:: Directions ::
Select all lines in the records that include "this".

┌─ Record extracts

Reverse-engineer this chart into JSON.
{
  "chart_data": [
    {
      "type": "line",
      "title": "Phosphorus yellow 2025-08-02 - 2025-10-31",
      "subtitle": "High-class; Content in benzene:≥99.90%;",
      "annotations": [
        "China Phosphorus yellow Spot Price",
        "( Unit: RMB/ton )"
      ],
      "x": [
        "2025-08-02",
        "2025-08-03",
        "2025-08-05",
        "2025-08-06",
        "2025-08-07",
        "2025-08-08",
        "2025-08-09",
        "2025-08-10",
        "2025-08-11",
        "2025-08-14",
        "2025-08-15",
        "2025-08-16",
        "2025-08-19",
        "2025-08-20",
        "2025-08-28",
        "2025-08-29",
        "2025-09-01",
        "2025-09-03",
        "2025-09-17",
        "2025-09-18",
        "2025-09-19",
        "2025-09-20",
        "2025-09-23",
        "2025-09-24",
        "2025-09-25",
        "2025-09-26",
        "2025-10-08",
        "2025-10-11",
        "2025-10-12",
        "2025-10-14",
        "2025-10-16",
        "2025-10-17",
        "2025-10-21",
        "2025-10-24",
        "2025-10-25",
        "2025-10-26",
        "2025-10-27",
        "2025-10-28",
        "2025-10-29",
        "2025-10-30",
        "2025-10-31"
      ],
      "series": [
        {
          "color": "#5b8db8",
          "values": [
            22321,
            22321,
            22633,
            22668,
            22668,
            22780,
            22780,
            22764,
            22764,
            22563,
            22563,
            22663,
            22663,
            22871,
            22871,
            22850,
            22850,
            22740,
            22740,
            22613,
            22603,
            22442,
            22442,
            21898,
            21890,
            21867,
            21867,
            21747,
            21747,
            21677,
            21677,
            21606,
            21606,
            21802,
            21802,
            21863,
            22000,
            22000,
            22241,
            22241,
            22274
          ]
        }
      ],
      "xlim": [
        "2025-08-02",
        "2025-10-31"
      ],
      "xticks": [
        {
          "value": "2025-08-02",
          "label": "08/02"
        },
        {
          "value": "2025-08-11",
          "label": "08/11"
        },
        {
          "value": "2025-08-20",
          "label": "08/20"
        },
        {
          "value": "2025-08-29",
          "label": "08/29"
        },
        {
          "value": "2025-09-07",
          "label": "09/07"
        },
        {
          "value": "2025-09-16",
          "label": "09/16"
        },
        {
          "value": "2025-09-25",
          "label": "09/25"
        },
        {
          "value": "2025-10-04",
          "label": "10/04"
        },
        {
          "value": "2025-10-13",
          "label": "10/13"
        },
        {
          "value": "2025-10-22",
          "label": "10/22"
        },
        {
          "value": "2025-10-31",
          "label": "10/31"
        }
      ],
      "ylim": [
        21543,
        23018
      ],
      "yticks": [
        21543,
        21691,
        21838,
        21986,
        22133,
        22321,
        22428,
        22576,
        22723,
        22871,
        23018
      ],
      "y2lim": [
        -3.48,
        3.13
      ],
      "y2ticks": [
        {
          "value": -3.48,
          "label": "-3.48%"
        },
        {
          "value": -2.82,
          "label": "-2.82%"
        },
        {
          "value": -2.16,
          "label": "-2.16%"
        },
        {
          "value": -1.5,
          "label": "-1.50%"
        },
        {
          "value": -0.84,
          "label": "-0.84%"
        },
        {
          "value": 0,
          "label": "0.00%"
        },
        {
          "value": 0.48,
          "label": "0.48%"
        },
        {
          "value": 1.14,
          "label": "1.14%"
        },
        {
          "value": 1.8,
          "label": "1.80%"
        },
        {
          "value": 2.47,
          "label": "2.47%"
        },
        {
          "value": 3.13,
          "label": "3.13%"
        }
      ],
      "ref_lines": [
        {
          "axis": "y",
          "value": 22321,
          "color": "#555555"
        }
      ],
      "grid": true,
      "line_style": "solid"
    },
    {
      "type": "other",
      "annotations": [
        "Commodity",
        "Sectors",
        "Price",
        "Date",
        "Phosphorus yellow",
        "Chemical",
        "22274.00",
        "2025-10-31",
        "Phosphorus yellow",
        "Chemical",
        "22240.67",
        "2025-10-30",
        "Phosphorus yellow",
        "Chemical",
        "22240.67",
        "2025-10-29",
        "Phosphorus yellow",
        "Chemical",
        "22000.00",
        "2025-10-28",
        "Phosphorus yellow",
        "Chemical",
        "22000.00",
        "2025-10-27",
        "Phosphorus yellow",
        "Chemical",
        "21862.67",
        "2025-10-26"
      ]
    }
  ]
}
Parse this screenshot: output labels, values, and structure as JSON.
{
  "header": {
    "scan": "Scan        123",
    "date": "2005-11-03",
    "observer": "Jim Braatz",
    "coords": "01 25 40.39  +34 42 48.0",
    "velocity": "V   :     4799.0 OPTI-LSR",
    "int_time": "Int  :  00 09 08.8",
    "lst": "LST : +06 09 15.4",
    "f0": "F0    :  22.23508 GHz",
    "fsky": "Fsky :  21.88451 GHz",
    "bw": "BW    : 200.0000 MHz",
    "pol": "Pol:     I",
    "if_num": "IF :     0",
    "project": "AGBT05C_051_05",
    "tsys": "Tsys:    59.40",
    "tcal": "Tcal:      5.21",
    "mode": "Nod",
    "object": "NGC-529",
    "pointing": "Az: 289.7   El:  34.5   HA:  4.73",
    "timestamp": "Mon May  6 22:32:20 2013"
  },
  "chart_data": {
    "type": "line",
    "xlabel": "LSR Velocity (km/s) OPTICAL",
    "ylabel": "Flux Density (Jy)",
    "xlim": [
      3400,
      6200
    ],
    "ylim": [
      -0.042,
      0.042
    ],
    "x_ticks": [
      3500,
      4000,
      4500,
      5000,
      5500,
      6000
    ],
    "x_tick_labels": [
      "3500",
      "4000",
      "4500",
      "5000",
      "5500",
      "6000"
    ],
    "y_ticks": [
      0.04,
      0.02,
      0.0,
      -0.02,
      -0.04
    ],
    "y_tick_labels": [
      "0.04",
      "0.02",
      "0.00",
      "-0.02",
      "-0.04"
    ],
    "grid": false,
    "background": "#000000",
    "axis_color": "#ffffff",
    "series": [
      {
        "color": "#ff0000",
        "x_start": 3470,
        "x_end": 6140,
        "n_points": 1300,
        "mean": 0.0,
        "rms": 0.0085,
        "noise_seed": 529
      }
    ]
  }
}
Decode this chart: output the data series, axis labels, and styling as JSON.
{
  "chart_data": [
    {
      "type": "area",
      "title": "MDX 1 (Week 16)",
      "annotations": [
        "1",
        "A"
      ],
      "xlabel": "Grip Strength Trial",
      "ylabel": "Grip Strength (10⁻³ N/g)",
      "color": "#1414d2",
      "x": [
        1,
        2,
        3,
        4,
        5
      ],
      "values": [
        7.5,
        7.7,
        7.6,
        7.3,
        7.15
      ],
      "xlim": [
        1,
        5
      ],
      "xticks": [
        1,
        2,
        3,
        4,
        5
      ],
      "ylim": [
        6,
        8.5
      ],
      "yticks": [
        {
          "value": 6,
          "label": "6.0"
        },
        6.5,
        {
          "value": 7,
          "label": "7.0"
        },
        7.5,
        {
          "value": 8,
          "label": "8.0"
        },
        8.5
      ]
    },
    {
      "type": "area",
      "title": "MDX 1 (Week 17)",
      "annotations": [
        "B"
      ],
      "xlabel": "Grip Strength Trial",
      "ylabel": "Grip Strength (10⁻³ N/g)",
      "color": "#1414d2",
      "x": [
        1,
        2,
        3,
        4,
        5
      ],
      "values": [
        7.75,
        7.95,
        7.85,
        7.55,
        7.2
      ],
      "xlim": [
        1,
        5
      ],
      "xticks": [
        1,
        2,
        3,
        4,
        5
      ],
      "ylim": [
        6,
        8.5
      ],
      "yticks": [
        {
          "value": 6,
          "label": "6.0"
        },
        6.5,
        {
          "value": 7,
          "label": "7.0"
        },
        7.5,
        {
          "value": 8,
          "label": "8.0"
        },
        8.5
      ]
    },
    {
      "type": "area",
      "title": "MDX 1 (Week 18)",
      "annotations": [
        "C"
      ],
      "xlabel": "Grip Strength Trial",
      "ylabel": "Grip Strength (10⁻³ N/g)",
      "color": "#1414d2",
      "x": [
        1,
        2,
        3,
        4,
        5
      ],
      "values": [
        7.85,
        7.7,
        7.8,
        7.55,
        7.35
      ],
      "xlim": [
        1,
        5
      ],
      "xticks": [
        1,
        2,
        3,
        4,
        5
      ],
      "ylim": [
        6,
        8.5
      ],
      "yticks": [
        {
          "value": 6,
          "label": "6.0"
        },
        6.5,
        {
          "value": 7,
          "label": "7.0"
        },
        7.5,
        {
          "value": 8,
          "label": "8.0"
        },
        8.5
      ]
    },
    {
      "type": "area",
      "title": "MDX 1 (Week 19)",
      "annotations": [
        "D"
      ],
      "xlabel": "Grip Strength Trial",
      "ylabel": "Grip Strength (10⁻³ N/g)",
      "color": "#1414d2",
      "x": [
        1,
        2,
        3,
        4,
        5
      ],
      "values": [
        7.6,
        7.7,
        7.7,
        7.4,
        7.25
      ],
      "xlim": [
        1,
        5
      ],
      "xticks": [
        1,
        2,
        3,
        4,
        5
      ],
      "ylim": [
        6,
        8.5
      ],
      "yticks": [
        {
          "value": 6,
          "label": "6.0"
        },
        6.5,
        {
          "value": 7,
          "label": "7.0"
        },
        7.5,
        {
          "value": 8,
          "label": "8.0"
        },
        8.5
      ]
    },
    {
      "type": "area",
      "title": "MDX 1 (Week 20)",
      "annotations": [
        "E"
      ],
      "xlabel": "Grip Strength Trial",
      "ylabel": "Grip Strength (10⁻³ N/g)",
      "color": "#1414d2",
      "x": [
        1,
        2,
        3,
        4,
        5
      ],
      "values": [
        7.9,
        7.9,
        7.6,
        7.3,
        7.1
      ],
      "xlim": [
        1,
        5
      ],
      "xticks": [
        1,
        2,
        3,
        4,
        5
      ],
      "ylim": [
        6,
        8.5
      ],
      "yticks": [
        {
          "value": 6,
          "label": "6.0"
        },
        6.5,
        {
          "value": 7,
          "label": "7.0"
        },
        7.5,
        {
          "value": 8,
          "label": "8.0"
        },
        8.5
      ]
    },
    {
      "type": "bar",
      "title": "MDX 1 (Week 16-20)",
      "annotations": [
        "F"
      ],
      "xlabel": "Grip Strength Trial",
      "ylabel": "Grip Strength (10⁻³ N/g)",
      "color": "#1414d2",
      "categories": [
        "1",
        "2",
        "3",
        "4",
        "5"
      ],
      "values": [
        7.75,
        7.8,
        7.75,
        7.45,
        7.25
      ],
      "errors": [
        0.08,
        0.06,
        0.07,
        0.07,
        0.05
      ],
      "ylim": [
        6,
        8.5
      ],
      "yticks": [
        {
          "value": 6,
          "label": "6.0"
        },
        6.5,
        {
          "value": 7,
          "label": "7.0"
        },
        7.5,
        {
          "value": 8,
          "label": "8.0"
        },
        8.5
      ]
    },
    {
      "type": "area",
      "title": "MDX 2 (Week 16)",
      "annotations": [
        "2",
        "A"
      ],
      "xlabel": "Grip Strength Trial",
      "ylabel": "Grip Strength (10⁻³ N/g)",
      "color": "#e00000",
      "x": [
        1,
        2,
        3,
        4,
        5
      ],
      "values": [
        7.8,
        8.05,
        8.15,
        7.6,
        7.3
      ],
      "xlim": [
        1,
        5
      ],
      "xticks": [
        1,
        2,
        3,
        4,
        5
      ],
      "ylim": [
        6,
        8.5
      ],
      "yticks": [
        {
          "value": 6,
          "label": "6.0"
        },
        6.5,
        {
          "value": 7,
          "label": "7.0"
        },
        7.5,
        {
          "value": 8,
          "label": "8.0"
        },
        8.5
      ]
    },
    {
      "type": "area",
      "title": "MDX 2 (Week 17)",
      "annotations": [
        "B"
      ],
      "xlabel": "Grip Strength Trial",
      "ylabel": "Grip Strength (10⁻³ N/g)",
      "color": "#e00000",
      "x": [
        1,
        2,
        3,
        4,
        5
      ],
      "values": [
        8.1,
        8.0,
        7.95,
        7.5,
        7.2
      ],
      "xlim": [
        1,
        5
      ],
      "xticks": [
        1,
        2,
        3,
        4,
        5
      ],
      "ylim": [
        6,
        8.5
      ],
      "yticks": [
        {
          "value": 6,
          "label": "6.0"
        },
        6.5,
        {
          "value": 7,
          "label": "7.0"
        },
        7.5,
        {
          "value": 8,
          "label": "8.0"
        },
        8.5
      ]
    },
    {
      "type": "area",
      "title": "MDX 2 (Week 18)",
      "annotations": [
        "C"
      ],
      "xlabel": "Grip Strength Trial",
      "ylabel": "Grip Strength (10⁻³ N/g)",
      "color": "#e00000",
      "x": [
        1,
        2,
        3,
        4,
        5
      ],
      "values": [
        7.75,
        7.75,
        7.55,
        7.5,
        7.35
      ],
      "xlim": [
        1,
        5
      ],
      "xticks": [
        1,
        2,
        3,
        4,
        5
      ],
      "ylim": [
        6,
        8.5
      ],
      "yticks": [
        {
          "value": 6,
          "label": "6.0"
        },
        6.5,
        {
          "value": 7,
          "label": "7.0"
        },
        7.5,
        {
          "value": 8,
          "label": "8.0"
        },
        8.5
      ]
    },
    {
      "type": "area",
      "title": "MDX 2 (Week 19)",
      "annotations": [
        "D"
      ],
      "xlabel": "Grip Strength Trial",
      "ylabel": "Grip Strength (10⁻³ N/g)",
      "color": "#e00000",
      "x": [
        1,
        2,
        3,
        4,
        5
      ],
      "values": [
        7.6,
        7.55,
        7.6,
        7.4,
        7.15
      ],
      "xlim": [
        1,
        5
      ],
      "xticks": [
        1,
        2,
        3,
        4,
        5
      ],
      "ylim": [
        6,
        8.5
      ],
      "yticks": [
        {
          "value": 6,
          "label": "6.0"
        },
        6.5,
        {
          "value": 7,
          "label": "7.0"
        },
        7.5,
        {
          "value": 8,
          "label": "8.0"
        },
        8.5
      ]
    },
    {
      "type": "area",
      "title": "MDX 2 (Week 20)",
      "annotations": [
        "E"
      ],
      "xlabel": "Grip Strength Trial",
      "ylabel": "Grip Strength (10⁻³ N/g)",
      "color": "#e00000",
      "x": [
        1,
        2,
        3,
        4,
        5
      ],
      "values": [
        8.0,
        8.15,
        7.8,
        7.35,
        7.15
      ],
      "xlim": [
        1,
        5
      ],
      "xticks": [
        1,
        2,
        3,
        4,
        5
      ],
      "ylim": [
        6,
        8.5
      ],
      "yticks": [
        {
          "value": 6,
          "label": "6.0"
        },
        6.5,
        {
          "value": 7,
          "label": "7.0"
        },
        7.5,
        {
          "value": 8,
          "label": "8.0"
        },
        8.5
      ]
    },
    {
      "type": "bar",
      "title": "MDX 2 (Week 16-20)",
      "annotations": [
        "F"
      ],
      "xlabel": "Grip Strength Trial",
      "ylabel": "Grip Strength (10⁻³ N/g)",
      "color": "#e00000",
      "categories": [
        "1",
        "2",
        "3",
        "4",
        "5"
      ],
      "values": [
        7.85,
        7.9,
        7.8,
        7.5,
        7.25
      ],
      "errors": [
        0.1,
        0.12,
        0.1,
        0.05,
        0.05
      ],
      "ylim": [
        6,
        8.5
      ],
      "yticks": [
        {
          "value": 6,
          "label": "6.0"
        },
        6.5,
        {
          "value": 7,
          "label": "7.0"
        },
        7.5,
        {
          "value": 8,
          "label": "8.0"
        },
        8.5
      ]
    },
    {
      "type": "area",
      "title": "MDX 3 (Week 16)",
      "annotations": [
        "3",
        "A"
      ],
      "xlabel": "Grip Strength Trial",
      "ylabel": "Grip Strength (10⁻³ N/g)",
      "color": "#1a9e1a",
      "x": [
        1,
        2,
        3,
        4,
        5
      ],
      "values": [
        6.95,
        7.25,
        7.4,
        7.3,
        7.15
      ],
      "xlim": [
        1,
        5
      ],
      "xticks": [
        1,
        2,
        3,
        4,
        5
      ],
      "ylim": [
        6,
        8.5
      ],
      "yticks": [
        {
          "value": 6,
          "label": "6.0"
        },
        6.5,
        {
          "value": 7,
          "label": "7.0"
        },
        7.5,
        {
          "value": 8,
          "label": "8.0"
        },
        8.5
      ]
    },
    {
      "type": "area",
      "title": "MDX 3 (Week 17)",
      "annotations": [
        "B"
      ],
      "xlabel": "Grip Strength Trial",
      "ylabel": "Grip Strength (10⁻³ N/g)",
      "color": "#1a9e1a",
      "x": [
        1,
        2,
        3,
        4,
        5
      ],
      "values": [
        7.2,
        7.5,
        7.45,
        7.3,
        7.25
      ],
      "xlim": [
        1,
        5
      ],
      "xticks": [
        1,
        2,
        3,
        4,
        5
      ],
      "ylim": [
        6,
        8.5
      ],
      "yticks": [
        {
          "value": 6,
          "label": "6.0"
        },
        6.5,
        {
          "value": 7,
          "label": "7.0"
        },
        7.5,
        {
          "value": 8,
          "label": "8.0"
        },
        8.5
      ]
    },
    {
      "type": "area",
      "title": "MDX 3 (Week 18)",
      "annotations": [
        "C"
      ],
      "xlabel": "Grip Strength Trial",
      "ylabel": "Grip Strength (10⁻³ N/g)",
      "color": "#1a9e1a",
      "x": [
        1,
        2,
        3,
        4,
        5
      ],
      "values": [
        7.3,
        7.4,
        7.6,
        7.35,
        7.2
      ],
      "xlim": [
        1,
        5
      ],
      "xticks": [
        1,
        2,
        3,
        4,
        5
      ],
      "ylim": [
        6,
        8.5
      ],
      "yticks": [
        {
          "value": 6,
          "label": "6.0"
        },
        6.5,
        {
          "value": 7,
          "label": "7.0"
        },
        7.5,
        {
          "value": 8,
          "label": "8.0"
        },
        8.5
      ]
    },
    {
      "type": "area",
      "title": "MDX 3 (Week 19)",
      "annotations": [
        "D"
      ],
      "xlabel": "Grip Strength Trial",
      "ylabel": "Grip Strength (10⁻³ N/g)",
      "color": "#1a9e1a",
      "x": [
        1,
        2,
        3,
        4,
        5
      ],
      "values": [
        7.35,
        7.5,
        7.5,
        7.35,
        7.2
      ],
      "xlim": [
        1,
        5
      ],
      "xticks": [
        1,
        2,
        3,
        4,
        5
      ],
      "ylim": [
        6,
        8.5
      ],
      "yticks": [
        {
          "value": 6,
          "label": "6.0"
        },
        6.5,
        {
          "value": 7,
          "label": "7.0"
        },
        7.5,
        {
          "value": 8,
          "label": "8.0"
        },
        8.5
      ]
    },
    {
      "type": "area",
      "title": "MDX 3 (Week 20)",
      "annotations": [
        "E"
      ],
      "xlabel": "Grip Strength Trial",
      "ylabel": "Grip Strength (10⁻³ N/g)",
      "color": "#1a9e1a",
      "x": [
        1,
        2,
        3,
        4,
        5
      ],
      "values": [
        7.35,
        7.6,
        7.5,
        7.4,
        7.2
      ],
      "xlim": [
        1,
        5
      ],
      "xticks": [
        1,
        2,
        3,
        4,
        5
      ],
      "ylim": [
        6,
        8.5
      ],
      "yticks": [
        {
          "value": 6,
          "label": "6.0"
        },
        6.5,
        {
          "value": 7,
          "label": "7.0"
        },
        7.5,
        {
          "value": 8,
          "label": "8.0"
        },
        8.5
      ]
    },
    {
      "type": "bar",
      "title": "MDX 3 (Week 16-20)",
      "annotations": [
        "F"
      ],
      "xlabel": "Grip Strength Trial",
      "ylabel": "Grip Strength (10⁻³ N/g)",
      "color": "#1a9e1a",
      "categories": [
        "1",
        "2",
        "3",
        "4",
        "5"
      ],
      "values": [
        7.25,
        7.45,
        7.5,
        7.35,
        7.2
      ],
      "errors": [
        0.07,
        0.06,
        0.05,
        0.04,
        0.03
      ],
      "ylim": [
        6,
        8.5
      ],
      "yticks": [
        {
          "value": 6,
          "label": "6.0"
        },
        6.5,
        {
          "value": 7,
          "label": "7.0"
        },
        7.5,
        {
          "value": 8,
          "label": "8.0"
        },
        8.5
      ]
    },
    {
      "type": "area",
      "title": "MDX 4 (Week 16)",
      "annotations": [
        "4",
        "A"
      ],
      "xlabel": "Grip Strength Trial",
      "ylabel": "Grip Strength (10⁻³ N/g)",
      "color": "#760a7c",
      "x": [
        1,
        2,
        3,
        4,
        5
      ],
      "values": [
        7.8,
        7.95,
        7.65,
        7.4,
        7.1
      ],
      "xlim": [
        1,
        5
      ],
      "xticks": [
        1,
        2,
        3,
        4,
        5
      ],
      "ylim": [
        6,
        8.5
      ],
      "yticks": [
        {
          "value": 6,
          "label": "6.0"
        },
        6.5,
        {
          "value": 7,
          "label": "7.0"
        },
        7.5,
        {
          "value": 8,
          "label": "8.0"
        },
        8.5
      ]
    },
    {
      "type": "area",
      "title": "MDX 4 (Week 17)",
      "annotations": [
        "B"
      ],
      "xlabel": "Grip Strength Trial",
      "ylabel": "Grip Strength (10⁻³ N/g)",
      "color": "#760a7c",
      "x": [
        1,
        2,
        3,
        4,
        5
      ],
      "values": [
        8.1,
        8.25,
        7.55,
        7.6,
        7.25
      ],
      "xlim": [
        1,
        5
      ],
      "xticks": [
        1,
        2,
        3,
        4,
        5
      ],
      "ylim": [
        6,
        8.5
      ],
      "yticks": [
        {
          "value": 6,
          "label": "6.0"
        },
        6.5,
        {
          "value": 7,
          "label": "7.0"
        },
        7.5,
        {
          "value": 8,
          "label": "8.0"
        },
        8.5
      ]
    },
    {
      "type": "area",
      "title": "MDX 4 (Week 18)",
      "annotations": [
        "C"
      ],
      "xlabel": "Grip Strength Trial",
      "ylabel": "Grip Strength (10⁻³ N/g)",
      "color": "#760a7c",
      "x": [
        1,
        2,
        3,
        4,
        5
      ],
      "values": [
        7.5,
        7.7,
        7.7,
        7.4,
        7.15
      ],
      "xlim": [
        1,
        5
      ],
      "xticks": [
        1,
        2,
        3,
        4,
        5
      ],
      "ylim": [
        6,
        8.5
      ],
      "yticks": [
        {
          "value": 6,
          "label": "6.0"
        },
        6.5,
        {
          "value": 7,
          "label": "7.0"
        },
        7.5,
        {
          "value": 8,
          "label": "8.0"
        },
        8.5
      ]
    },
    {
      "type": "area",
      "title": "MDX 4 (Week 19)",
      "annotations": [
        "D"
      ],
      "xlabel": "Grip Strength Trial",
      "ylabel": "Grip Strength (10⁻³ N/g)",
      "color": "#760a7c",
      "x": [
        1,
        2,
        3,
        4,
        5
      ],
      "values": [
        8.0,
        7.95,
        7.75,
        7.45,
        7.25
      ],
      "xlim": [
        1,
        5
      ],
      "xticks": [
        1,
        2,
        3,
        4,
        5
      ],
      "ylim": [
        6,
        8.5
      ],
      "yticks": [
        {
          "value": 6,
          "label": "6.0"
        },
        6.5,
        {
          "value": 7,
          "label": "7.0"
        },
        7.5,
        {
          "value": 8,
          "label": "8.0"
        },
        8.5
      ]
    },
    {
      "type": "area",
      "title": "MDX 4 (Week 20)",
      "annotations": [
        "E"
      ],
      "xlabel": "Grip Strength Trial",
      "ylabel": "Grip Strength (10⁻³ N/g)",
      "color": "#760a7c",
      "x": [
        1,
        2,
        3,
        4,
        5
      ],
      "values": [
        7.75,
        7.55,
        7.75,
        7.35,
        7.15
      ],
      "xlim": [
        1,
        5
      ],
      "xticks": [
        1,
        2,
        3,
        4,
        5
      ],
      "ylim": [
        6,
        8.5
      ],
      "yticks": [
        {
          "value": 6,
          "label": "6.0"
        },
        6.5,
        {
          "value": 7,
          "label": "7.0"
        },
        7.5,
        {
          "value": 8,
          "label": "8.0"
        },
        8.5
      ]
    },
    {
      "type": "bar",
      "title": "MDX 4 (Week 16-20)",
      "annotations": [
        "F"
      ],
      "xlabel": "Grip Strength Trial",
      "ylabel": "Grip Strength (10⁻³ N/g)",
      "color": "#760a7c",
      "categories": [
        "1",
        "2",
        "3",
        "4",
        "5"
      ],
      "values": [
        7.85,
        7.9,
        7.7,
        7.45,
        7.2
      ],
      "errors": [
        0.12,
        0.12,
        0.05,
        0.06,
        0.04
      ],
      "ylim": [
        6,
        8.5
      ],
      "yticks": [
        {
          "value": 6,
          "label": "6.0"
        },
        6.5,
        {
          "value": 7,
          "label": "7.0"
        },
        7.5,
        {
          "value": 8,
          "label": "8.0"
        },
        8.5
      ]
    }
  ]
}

└─

:: Answer ::
Reverse-engineer this chart into JSON.
Parse this screenshot: output labels, values, and structure as JSON.
Decode this chart: output the data series, axis labels, and styling as JSON.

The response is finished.